TASK TO COMPLETE
Without the images, write out the whole listing exactly.

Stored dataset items
------------------------------------
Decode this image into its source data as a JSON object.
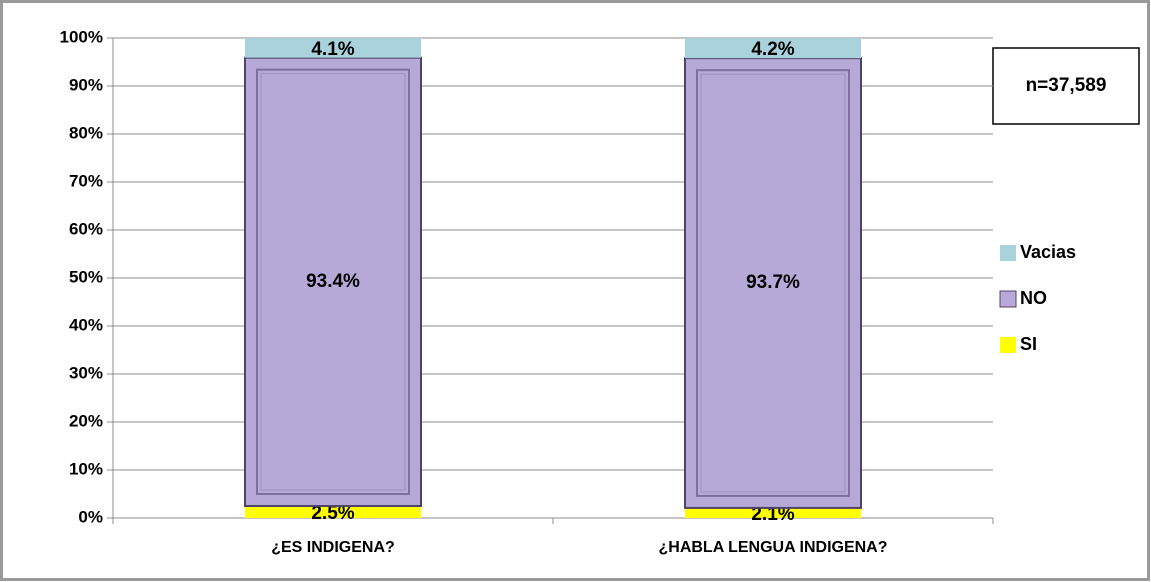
{
  "chart_data": {
    "type": "stacked_bar",
    "categories": [
      "¿ES  INDIGENA?",
      "¿HABLA LENGUA INDIGENA?"
    ],
    "series": [
      {
        "name": "SI",
        "color": "#ffff00",
        "values": [
          2.5,
          2.1
        ],
        "value_labels": [
          "2.5%",
          "2.1%"
        ]
      },
      {
        "name": "NO",
        "color": "#b6a8d7",
        "values": [
          93.4,
          93.7
        ],
        "value_labels": [
          "93.4%",
          "93.7%"
        ]
      },
      {
        "name": "Vacias",
        "color": "#a9d2dd",
        "values": [
          4.1,
          4.2
        ],
        "value_labels": [
          "4.1%",
          "4.2%"
        ]
      }
    ],
    "ylim": [
      0,
      100
    ],
    "yticks": [
      {
        "value": 0,
        "label": "0%"
      },
      {
        "value": 10,
        "label": "10%"
      },
      {
        "value": 20,
        "label": "20%"
      },
      {
        "value": 30,
        "label": "30%"
      },
      {
        "value": 40,
        "label": "40%"
      },
      {
        "value": 50,
        "label": "50%"
      },
      {
        "value": 60,
        "label": "60%"
      },
      {
        "value": 70,
        "label": "70%"
      },
      {
        "value": 80,
        "label": "80%"
      },
      {
        "value": 90,
        "label": "90%"
      },
      {
        "value": 100,
        "label": "100%"
      }
    ],
    "grid": true,
    "legend": "right",
    "annotation": "n=37,589"
  }
}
------------------------------------
FULL OUTPUT
Decode this image into its source data as a JSON object.
{
  "chart_data": {
    "type": "stacked_bar",
    "categories": [
      "¿ES  INDIGENA?",
      "¿HABLA LENGUA INDIGENA?"
    ],
    "series": [
      {
        "name": "SI",
        "color": "#ffff00",
        "values": [
          2.5,
          2.1
        ],
        "value_labels": [
          "2.5%",
          "2.1%"
        ]
      },
      {
        "name": "NO",
        "color": "#b6a8d7",
        "values": [
          93.4,
          93.7
        ],
        "value_labels": [
          "93.4%",
          "93.7%"
        ]
      },
      {
        "name": "Vacias",
        "color": "#a9d2dd",
        "values": [
          4.1,
          4.2
        ],
        "value_labels": [
          "4.1%",
          "4.2%"
        ]
      }
    ],
    "ylim": [
      0,
      100
    ],
    "yticks": [
      {
        "value": 0,
        "label": "0%"
      },
      {
        "value": 10,
        "label": "10%"
      },
      {
        "value": 20,
        "label": "20%"
      },
      {
        "value": 30,
        "label": "30%"
      },
      {
        "value": 40,
        "label": "40%"
      },
      {
        "value": 50,
        "label": "50%"
      },
      {
        "value": 60,
        "label": "60%"
      },
      {
        "value": 70,
        "label": "70%"
      },
      {
        "value": 80,
        "label": "80%"
      },
      {
        "value": 90,
        "label": "90%"
      },
      {
        "value": 100,
        "label": "100%"
      }
    ],
    "grid": true,
    "legend": "right",
    "annotation": "n=37,589"
  }
}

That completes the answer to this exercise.